#### TEXT EXCERPT
┌──
Listening strategies: Improving listening speed

Now that I have cleared the main types of listening (background, passive and active listening), it’s time to look at something which is common to all of them: listening speed. This is a concept I think is both simple and useful. I have talked about it briefly in the article about problem analysis, but apart from that I haven’t found any references to “listening speed” in the sense I’m using the word here on the internet. I don’t say I’m the first or the only one using the word like this, but I hope this article will increase awareness of the phenomenon and its importance for improving listening ability.

In short, listening speed is the speed at which you can understand spoken Chinese.

It’s analogous to reading speed and works the same way. For instance, both listening and reading speed are influenced by the difficulty of the language you’re presented with. While I’ve seen many articles and books about reading speed (I’ve even written one myself!), I’ve never seen anything about listening speed. That’s what we’re going to talk about today, but before we do that, let’s look at the other articles in this series:

Image source:

Articles in this series:
Problem analysis
Background listening
Passive listening
Active listening
Listening speed (this article)
Deliberate practice and i+2
Diversify your listening practice
Social and motivational aspects (not yet published)
Indirect ways of improving listening ability (not yet published)
Audio resources (not yet published)

What is listening ability?

According to my article about analysing problems with listening ability, we need five things in order to be able to understand what we’re listening to:

  1. Phonological awareness
  2.  Vocabulary and grammar
  3. Listening speed
  4. Motivation and a wish to understand
  5. Understanding of language and culture

In this article, we will look closer at the first two in order to understand how we can achieve reading speed.

Phonological awareness

Phonological awareness is simply knowledge about the sounds of Standard Chinese. The sound inventory is relatively simple compared with some other languages, because Chinese doesn’t have that many different syllables (about 10% of the number in English), but that doesn’t mean it’s easy to learn. Some sounds might not exist in your native language (zh/ch/sh, z/c/s for example) and many learners feel that these are difficult to distinguish and/or pronounce. The same is true for tones. Being able to distinguish all syllables from each other is the most basic skill we need in order to understand.

Vocabulary and grammar

Once you can distinguish the syllables and tones used in Chinese, you can map these sounds to meaning (vocabulary or grammar). I prefer doing this with a combination of exposure and spaced repetition software. However, it’s not obvious what “mapping sounds to meaning” actually means. I think there are two ways we can understand a word:

  • Depth – We can understand a wide variety of usages and nuances, we can use the word in many different contexts accurately
  • Speed – We can map the sound to the meaning of the word quickly, which is the essence of listening speed

The first of these two is what people mean when they say “I know this word”. However, as we shall see, I think how fast you know that word is of paramount importance for listening ability. This is what I call listening speed.

Listening speed

Let me use an example to illustrate what I mean when I say listening speed. The first time I see a word in Chinese and understand its meaning, either because I can guess it or because someone tells me what it means, a link is created between the sound and the meaning. For example:

tīng lì = listening ability

Next time I encounter this sound, tīng lì, I might or might not remember its meaning. If I do remember it, the recollection is probably not instantaneous; let’s say it takes me five seconds to search my mind and come up with the correct meaning. (The figures I’m use here are wild guesses and are merely included to illustrate my thoughts.) Next time I hear this word, the recollection will be quicker, let’s say it takes two seconds. Then one second. Gradually, as our brains get used to connecting the sound with the meaning, the process is completed more and more quickly.
└──
#### CHALLENGE 1
Copy the records from their first line up to and including the line containing "- data-label: 346: [556, 280, 586, 298]".
The records below are unrelated to the text above.

#### RECORD SET
┌──
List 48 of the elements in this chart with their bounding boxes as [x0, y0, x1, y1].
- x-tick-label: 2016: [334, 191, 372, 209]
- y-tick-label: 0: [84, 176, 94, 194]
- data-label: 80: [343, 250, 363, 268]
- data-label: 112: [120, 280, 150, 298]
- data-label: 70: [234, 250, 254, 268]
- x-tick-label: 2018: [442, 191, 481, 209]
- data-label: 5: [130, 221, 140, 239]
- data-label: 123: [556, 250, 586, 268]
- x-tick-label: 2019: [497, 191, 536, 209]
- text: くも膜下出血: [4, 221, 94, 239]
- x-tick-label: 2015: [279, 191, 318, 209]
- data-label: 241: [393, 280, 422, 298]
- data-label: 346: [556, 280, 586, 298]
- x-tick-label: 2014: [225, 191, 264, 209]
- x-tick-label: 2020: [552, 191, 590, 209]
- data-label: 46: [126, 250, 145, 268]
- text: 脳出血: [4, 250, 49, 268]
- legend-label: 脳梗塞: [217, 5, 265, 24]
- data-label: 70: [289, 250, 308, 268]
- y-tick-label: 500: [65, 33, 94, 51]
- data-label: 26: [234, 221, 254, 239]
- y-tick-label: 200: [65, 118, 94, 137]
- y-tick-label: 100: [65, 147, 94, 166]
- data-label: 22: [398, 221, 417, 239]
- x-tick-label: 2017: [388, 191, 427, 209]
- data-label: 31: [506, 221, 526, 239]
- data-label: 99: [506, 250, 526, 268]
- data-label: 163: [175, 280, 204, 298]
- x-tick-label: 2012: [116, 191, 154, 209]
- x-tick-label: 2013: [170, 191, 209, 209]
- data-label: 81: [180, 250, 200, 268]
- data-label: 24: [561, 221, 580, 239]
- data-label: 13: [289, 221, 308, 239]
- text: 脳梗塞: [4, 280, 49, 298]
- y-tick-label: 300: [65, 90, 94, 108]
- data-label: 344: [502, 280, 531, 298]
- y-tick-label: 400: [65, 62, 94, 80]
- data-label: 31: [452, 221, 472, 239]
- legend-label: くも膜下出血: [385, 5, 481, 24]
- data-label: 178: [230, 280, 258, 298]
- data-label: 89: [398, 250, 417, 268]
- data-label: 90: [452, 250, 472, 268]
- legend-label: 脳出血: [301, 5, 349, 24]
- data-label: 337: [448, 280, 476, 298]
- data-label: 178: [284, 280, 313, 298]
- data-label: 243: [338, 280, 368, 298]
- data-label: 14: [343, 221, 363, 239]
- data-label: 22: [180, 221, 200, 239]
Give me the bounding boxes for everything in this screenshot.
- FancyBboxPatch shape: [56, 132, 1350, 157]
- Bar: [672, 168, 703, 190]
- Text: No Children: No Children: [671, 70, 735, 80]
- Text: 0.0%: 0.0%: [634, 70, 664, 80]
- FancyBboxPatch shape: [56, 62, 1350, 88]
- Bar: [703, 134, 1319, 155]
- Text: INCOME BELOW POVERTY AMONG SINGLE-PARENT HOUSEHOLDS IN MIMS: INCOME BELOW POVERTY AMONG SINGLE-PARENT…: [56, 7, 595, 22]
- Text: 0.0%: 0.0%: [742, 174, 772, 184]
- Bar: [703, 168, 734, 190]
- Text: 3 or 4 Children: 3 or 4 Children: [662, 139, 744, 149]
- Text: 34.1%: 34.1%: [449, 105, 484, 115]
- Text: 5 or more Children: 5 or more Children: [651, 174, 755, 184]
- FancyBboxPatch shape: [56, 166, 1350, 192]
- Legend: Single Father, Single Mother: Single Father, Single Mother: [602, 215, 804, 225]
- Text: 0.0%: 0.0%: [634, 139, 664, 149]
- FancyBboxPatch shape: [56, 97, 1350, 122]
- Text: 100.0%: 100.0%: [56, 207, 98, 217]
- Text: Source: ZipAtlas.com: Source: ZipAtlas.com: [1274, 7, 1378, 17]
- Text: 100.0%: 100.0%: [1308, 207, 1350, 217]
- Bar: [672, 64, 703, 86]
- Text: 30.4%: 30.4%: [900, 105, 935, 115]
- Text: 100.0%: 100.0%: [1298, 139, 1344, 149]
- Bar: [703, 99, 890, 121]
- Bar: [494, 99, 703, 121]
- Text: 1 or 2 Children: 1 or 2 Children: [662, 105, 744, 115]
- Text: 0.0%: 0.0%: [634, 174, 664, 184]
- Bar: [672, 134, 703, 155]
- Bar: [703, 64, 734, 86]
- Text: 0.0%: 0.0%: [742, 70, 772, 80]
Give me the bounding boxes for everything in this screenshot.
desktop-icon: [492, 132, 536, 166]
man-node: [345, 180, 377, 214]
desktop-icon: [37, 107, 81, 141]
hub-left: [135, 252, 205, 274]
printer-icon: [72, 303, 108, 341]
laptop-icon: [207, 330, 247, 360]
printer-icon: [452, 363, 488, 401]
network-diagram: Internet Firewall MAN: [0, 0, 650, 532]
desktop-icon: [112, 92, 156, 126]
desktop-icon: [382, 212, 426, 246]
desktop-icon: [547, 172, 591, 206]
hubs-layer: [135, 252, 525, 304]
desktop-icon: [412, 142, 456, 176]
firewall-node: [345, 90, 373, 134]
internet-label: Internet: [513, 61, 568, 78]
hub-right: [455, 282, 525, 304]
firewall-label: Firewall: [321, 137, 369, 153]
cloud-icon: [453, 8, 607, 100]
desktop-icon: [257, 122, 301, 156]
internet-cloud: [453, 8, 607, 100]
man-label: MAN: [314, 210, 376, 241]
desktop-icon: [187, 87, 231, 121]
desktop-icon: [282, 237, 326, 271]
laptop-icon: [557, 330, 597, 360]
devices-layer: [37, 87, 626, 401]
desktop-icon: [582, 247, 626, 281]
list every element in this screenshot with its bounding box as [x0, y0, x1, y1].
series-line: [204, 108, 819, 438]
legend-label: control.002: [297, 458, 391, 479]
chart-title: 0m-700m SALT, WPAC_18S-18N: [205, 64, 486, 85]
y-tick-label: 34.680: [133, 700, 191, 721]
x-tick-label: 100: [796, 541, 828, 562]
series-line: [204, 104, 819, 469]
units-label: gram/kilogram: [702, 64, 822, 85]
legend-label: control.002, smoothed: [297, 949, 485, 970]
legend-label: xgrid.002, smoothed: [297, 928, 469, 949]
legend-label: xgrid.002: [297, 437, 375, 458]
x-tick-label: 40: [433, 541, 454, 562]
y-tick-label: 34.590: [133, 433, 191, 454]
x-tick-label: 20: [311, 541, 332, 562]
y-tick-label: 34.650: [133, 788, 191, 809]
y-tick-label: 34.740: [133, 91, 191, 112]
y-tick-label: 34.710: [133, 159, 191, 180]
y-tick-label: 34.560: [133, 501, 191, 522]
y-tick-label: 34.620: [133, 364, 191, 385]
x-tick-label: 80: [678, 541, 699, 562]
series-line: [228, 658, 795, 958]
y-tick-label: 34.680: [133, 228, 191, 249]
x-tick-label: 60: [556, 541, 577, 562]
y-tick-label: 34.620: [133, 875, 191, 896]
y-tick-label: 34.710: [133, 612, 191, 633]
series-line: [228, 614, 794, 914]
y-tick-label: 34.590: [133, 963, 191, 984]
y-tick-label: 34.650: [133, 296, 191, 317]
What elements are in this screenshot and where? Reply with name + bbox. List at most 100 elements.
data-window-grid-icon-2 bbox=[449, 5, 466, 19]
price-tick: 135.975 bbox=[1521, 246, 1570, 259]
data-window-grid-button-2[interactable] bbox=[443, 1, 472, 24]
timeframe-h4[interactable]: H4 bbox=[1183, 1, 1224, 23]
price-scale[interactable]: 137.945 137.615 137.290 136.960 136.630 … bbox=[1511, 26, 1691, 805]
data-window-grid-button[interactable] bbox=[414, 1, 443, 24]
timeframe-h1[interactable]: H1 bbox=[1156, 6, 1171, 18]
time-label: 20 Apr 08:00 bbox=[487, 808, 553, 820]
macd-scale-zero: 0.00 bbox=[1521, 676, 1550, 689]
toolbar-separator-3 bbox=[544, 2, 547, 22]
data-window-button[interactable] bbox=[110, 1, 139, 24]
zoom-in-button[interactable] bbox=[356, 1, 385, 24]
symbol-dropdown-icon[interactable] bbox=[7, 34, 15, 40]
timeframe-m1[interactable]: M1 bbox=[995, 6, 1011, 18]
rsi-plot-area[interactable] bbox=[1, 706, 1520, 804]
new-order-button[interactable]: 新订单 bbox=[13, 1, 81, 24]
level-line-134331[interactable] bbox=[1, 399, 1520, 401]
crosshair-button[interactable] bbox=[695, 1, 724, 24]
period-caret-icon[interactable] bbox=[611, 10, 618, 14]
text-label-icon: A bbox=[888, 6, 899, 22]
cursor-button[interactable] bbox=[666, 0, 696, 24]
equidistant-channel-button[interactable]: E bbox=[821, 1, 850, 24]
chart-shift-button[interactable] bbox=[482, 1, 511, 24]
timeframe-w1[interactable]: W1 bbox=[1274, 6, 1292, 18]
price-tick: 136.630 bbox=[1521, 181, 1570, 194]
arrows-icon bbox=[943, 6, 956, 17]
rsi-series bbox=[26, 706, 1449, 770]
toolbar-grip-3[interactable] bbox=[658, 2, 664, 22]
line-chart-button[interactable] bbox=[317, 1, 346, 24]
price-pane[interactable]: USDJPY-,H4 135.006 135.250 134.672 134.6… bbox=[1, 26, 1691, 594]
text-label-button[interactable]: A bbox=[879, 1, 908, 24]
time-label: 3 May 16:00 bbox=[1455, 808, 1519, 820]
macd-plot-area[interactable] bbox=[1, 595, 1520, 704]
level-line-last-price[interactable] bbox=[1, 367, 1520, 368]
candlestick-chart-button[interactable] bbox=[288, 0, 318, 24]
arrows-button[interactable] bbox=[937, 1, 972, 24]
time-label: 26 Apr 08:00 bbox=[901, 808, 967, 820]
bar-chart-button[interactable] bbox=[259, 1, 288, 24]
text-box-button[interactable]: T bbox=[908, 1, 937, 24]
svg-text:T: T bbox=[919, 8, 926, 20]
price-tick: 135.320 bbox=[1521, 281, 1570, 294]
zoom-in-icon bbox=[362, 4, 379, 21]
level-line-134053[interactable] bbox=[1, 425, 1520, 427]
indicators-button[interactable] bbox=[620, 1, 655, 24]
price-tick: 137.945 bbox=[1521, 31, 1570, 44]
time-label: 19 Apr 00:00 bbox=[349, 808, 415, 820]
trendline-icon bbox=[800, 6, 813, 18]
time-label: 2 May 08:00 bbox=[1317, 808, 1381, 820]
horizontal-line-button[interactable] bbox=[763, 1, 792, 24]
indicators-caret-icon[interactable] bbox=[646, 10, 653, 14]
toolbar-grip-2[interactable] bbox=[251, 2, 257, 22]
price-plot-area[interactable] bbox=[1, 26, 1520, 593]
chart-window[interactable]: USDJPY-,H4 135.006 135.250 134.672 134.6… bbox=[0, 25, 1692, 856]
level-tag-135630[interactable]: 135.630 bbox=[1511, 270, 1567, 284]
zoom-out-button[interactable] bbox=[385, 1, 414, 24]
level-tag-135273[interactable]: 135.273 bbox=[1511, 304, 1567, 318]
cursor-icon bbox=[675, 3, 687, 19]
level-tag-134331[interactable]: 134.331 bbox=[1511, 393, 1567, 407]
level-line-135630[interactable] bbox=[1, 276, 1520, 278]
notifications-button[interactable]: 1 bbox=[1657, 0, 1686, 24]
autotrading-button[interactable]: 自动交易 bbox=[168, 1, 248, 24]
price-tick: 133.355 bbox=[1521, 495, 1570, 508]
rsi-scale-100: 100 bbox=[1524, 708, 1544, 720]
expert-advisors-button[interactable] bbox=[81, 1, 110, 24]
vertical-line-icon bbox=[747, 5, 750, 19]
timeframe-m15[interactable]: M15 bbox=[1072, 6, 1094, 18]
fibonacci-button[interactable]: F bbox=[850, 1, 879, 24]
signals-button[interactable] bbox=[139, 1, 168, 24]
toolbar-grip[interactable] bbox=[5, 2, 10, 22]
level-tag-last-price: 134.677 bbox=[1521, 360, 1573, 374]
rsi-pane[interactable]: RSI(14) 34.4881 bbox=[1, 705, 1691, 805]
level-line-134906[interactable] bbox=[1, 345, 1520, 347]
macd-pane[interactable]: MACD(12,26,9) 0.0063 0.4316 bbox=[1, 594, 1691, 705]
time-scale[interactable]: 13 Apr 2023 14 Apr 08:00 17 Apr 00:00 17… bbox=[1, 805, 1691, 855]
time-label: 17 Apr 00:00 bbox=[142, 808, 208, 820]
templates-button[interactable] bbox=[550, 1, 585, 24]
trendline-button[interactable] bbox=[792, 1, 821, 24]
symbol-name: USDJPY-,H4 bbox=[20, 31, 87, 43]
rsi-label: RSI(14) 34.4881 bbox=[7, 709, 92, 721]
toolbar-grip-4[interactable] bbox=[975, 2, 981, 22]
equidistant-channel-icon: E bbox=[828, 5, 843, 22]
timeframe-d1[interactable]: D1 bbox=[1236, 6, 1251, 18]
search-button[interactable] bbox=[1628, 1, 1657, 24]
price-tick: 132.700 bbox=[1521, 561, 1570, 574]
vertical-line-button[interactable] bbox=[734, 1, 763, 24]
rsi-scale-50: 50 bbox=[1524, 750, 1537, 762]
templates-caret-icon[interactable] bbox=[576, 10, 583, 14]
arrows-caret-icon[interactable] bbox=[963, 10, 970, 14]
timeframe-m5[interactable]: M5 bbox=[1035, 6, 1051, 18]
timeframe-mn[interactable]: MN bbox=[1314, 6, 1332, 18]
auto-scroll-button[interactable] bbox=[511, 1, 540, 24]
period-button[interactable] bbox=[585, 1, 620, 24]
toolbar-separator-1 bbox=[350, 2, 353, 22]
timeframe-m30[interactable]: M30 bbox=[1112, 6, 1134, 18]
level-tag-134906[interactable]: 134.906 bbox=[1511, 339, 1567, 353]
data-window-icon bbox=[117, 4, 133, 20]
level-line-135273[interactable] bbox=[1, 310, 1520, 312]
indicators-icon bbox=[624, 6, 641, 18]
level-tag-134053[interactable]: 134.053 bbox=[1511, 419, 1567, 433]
└──
#### CHALLENGE 2
In the article on listening speed, why is the sound inventory of Standard Chinese called relatively simple, and why is it still not easy to learn?

#### COMPLETE OUTPUT 1
List 48 of the elements in this chart with their bounding boxes as [x0, y0, x1, y1].
- x-tick-label: 2016: [334, 191, 372, 209]
- y-tick-label: 0: [84, 176, 94, 194]
- data-label: 80: [343, 250, 363, 268]
- data-label: 112: [120, 280, 150, 298]
- data-label: 70: [234, 250, 254, 268]
- x-tick-label: 2018: [442, 191, 481, 209]
- data-label: 5: [130, 221, 140, 239]
- data-label: 123: [556, 250, 586, 268]
- x-tick-label: 2019: [497, 191, 536, 209]
- text: くも膜下出血: [4, 221, 94, 239]
- x-tick-label: 2015: [279, 191, 318, 209]
- data-label: 241: [393, 280, 422, 298]
- data-label: 346: [556, 280, 586, 298]

#### COMPLETE OUTPUT 2
It is relatively simple because Chinese has few different syllables, about 10% of the number in English. It is still hard to learn because some sounds, such as zh/ch/sh and z/c/s, may not exist in a learner's native language, and many learners find these and the tones difficult to distinguish or pronounce.